### EXERCISE DESCRIPTION
Give back each entry unchanged, minus pictures.

[Data items]
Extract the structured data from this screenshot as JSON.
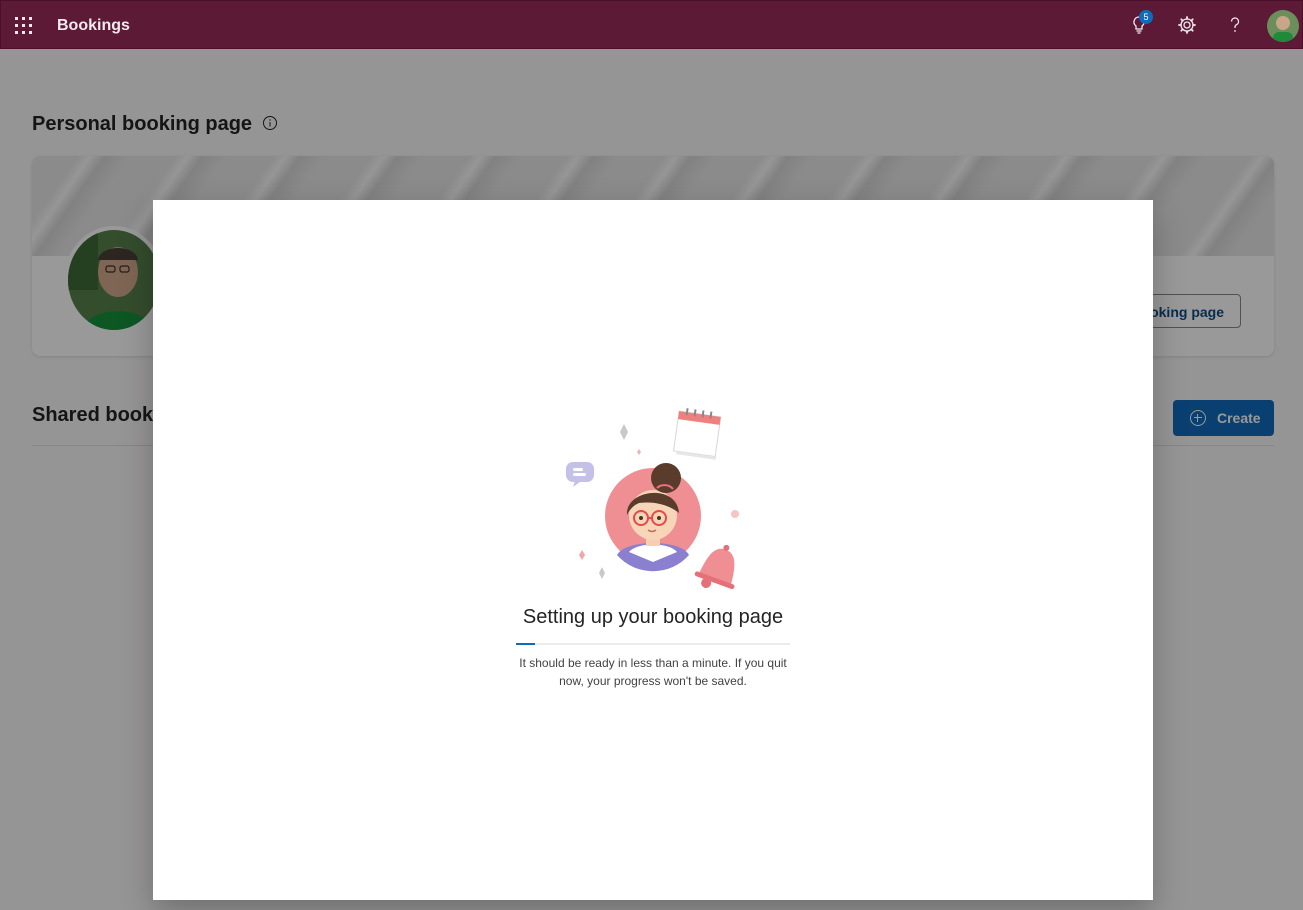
{
  "header": {
    "app_name": "Bookings",
    "notification_count": "5",
    "icons": [
      "app-launcher-icon",
      "lightbulb-icon",
      "gear-icon",
      "help-icon",
      "user-avatar"
    ],
    "background": "#5c1a36"
  },
  "personal": {
    "title": "Personal booking page",
    "button_label": "oking page"
  },
  "shared": {
    "title": "Shared booki",
    "create_label": "Create"
  },
  "dialog": {
    "title": "Setting up your booking page",
    "description": "It should be ready in less than a minute. If you quit now, your progress won't be saved.",
    "progress": 0.07
  },
  "colors": {
    "accent": "#0f6cbd",
    "header": "#5c1a36"
  }
}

### REPLY
Extract the structured data from this screenshot as JSON.
{
  "header": {
    "app_name": "Bookings",
    "notification_count": "5",
    "icons": [
      "app-launcher-icon",
      "lightbulb-icon",
      "gear-icon",
      "help-icon",
      "user-avatar"
    ],
    "background": "#5c1a36"
  },
  "personal": {
    "title": "Personal booking page",
    "button_label": "oking page"
  },
  "shared": {
    "title": "Shared booki",
    "create_label": "Create"
  },
  "dialog": {
    "title": "Setting up your booking page",
    "description": "It should be ready in less than a minute. If you quit now, your progress won't be saved.",
    "progress": 0.07
  },
  "colors": {
    "accent": "#0f6cbd",
    "header": "#5c1a36"
  }
}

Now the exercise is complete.